# Exercise
Reproduce the data below with "date-field" substituted for every "date-cell" and nothing else changed. Omit the pictures.

# start of Supplied records

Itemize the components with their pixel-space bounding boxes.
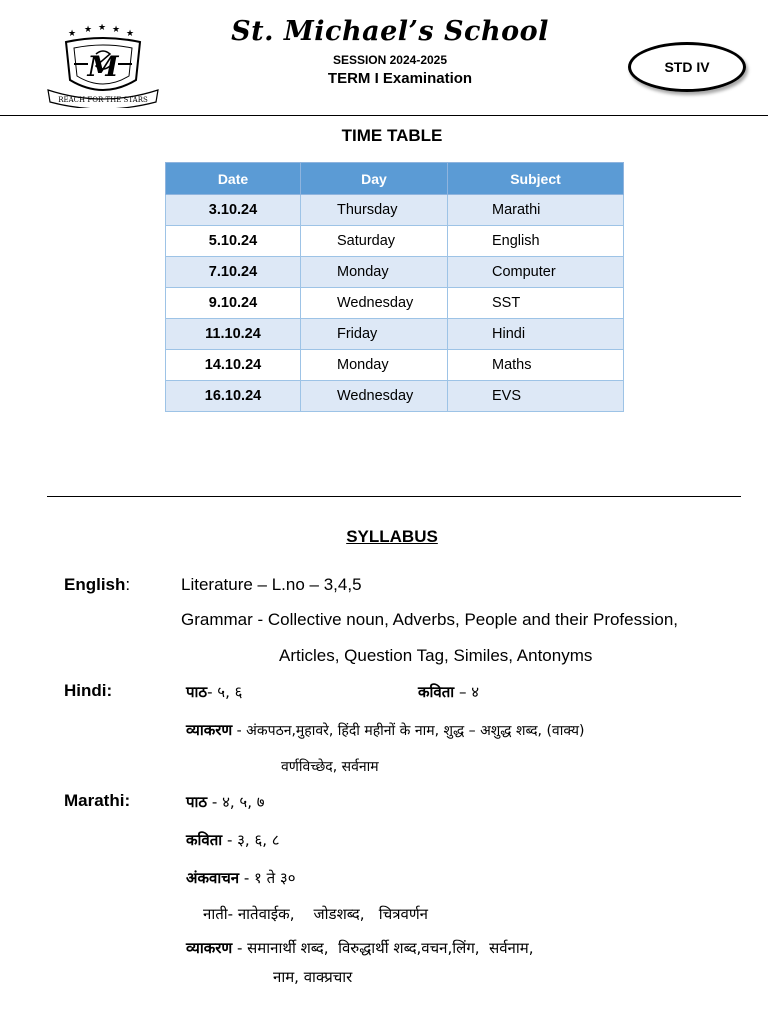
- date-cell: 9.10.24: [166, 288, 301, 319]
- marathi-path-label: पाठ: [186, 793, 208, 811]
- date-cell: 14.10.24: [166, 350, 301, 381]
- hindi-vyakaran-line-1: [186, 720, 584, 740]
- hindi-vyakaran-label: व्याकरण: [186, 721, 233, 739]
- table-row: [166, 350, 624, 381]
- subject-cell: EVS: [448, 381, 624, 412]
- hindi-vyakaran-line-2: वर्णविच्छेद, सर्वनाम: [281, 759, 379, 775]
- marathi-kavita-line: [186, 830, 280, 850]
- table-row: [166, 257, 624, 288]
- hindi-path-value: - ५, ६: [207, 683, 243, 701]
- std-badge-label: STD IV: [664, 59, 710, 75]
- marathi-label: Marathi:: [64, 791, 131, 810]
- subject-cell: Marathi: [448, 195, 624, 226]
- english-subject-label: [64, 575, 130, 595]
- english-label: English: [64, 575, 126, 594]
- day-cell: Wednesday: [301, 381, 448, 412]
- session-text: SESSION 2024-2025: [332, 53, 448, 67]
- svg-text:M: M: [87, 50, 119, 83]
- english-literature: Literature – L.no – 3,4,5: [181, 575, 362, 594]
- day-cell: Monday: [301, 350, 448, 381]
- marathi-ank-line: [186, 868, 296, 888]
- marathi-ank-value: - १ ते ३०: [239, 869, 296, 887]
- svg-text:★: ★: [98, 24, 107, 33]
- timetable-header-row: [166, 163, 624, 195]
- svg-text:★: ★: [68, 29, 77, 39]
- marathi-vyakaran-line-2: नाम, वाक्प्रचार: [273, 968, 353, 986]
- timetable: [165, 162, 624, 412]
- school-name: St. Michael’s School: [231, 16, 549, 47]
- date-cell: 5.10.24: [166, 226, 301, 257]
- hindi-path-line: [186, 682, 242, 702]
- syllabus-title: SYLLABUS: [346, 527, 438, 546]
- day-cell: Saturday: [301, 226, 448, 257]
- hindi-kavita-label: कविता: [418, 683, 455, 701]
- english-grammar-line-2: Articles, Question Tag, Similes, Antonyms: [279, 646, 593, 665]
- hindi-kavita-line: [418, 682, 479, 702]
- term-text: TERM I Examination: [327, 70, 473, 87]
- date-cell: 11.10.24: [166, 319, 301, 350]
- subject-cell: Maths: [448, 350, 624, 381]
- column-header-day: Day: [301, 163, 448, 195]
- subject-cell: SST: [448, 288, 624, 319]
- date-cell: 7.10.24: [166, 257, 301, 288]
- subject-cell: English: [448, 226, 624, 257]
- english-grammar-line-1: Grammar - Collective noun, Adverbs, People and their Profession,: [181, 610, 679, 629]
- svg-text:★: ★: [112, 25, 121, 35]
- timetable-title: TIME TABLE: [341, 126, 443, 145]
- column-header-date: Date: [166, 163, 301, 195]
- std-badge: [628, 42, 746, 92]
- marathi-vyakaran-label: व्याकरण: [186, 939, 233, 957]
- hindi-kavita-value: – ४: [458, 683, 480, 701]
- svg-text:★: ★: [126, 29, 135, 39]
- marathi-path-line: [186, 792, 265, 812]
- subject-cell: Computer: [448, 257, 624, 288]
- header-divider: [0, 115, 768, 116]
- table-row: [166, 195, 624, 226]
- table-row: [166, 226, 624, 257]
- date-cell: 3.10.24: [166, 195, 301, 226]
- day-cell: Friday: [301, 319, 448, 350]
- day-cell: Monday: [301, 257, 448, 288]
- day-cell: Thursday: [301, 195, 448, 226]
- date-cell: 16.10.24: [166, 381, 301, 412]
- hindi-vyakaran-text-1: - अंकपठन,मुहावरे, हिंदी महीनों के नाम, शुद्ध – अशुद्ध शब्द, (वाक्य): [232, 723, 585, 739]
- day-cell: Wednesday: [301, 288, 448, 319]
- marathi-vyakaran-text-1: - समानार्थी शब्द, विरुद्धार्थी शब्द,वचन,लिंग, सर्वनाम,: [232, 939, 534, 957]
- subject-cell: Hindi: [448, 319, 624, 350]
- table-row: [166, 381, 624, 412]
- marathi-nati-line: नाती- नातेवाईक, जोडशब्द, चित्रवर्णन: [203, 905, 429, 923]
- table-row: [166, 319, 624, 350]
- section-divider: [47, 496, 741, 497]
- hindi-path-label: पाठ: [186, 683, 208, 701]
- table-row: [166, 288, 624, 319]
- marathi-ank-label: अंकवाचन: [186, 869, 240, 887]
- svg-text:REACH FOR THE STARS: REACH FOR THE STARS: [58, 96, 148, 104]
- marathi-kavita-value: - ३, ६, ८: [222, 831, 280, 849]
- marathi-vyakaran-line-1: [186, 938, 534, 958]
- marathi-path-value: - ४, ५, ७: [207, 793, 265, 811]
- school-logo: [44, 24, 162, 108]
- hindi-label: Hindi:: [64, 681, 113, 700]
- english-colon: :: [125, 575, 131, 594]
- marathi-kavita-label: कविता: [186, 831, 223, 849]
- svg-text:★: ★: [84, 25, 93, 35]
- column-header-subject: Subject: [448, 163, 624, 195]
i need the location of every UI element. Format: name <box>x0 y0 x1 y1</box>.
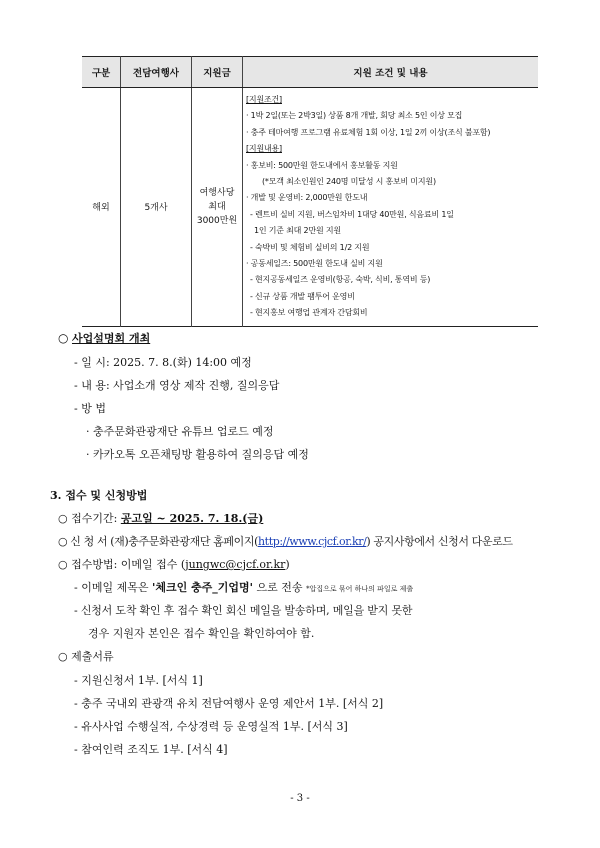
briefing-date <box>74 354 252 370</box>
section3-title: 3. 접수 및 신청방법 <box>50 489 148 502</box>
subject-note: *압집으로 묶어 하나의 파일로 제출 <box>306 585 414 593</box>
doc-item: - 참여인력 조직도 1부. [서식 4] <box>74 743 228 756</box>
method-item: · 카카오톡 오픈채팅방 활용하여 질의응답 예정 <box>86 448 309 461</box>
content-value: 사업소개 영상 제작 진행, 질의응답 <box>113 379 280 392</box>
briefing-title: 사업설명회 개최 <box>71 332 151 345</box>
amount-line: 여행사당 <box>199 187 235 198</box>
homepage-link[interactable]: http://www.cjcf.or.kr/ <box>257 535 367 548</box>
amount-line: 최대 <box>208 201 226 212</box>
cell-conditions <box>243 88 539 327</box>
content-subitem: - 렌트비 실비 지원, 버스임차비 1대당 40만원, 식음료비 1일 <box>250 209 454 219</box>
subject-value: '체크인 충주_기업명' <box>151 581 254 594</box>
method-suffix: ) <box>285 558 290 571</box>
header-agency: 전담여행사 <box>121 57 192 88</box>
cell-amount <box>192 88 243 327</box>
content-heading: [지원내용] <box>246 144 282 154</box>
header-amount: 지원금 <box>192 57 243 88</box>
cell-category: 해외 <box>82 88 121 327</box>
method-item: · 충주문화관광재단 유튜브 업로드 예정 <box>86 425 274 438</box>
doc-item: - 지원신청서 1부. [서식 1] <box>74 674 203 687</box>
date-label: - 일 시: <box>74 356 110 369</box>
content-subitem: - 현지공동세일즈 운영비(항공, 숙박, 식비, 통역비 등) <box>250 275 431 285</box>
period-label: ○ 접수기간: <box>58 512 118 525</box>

# end of Supplied records

# Solved problem
Itemize the components with their pixel-space bounding boxes.
- date-field: 9.10.24: [166, 288, 301, 319]
- marathi-path-label: पाठ: [186, 793, 208, 811]
- date-field: 14.10.24: [166, 350, 301, 381]
- hindi-vyakaran-line-1: [186, 720, 584, 740]
- hindi-vyakaran-label: व्याकरण: [186, 721, 233, 739]
- table-row: [166, 350, 624, 381]
- subject-cell: EVS: [448, 381, 624, 412]
- hindi-vyakaran-line-2: वर्णविच्छेद, सर्वनाम: [281, 759, 379, 775]
- marathi-kavita-line: [186, 830, 280, 850]
- table-row: [166, 257, 624, 288]
- hindi-path-value: - ५, ६: [207, 683, 243, 701]
- std-badge-label: STD IV: [664, 59, 710, 75]
- marathi-label: Marathi:: [64, 791, 131, 810]
- subject-cell: Marathi: [448, 195, 624, 226]
- english-subject-label: [64, 575, 130, 595]
- english-label: English: [64, 575, 126, 594]
- day-cell: Wednesday: [301, 381, 448, 412]
- session-text: SESSION 2024-2025: [332, 53, 448, 67]
- svg-text:M: M: [87, 50, 119, 83]
- english-literature: Literature – L.no – 3,4,5: [181, 575, 362, 594]
- day-cell: Monday: [301, 350, 448, 381]
- marathi-ank-line: [186, 868, 296, 888]
- marathi-ank-value: - १ ते ३०: [239, 869, 296, 887]
- svg-text:★: ★: [98, 24, 107, 33]
- timetable-header-row: [166, 163, 624, 195]
- svg-text:★: ★: [68, 29, 77, 39]
- marathi-vyakaran-line-2: नाम, वाक्प्रचार: [273, 968, 353, 986]
- timetable: [165, 162, 624, 412]
- school-name: St. Michael’s School: [231, 16, 549, 47]
- date-field: 5.10.24: [166, 226, 301, 257]
- hindi-path-line: [186, 682, 242, 702]
- syllabus-title: SYLLABUS: [346, 527, 438, 546]
- day-cell: Saturday: [301, 226, 448, 257]
- hindi-kavita-label: कविता: [418, 683, 455, 701]
- english-grammar-line-2: Articles, Question Tag, Similes, Antonyms: [279, 646, 593, 665]
- hindi-kavita-line: [418, 682, 479, 702]
- term-text: TERM I Examination: [327, 70, 473, 87]
- date-field: 11.10.24: [166, 319, 301, 350]
- subject-cell: Maths: [448, 350, 624, 381]
- column-header-day: Day: [301, 163, 448, 195]
- subject-cell: SST: [448, 288, 624, 319]
- date-field: 7.10.24: [166, 257, 301, 288]
- subject-cell: English: [448, 226, 624, 257]
- english-grammar-line-1: Grammar - Collective noun, Adverbs, People and their Profession,: [181, 610, 679, 629]
- svg-text:★: ★: [112, 25, 121, 35]
- timetable-title: TIME TABLE: [341, 126, 443, 145]
- column-header-date: Date: [166, 163, 301, 195]
- std-badge: [628, 42, 746, 92]
- marathi-vyakaran-label: व्याकरण: [186, 939, 233, 957]
- hindi-kavita-value: – ४: [458, 683, 480, 701]
- svg-text:★: ★: [126, 29, 135, 39]
- marathi-path-line: [186, 792, 265, 812]
- subject-cell: Computer: [448, 257, 624, 288]
- header-divider: [0, 115, 768, 116]
- table-row: [166, 195, 624, 226]
- table-row: [166, 226, 624, 257]
- date-field: 3.10.24: [166, 195, 301, 226]
- day-cell: Friday: [301, 319, 448, 350]
- day-cell: Monday: [301, 257, 448, 288]
- day-cell: Thursday: [301, 195, 448, 226]
- date-field: 16.10.24: [166, 381, 301, 412]
- hindi-vyakaran-text-1: - अंकपठन,मुहावरे, हिंदी महीनों के नाम, शुद्ध – अशुद्ध शब्द, (वाक्य): [232, 723, 585, 739]
- day-cell: Wednesday: [301, 288, 448, 319]
- marathi-vyakaran-text-1: - समानार्थी शब्द, विरुद्धार्थी शब्द,वचन,लिंग, सर्वनाम,: [232, 939, 534, 957]
- subject-cell: Hindi: [448, 319, 624, 350]
- table-row: [166, 381, 624, 412]
- marathi-nati-line: नाती- नातेवाईक, जोडशब्द, चित्रवर्णन: [203, 905, 429, 923]
- table-row: [166, 319, 624, 350]
- section-divider: [47, 496, 741, 497]
- hindi-path-label: पाठ: [186, 683, 208, 701]
- table-row: [166, 288, 624, 319]
- marathi-ank-label: अंकवाचन: [186, 869, 240, 887]
- svg-text:REACH FOR THE STARS: REACH FOR THE STARS: [58, 96, 148, 104]
- marathi-kavita-value: - ३, ६, ८: [222, 831, 280, 849]
- marathi-vyakaran-line-1: [186, 938, 534, 958]
- marathi-path-value: - ४, ५, ७: [207, 793, 265, 811]
- school-logo: [44, 24, 162, 108]
- hindi-label: Hindi:: [64, 681, 113, 700]
- english-colon: :: [125, 575, 131, 594]
- marathi-kavita-label: कविता: [186, 831, 223, 849]
- svg-text:★: ★: [84, 25, 93, 35]
- column-header-subject: Subject: [448, 163, 624, 195]
i need the location of every UI element. Format: name <box>x0 y0 x1 y1</box>.
briefing-date <box>74 354 252 370</box>
section3-title: 3. 접수 및 신청방법 <box>50 489 148 502</box>
subject-note: *압집으로 묶어 하나의 파일로 제출 <box>306 585 414 593</box>
doc-item: - 참여인력 조직도 1부. [서식 4] <box>74 743 228 756</box>
method-item: · 카카오톡 오픈채팅방 활용하여 질의응답 예정 <box>86 448 309 461</box>
content-value: 사업소개 영상 제작 진행, 질의응답 <box>113 379 280 392</box>
briefing-title: 사업설명회 개최 <box>71 332 151 345</box>
amount-line: 여행사당 <box>199 187 235 198</box>
homepage-link[interactable]: http://www.cjcf.or.kr/ <box>257 535 367 548</box>
amount-line: 최대 <box>208 201 226 212</box>
cell-conditions <box>243 88 539 327</box>
content-subitem: - 렌트비 실비 지원, 버스임차비 1대당 40만원, 식음료비 1일 <box>250 209 454 219</box>
subject-value: '체크인 충주_기업명' <box>151 581 254 594</box>
method-suffix: ) <box>285 558 290 571</box>
header-agency: 전담여행사 <box>121 57 192 88</box>
cell-amount <box>192 88 243 327</box>
content-heading: [지원내용] <box>246 144 282 154</box>
header-amount: 지원금 <box>192 57 243 88</box>
cell-category: 해외 <box>82 88 121 327</box>
method-item: · 충주문화관광재단 유튜브 업로드 예정 <box>86 425 274 438</box>
doc-item: - 지원신청서 1부. [서식 1] <box>74 674 203 687</box>
date-label: - 일 시: <box>74 356 110 369</box>
content-subitem: - 현지공동세일즈 운영비(항공, 숙박, 식비, 통역비 등) <box>250 275 431 285</box>
period-label: ○ 접수기간: <box>58 512 118 525</box>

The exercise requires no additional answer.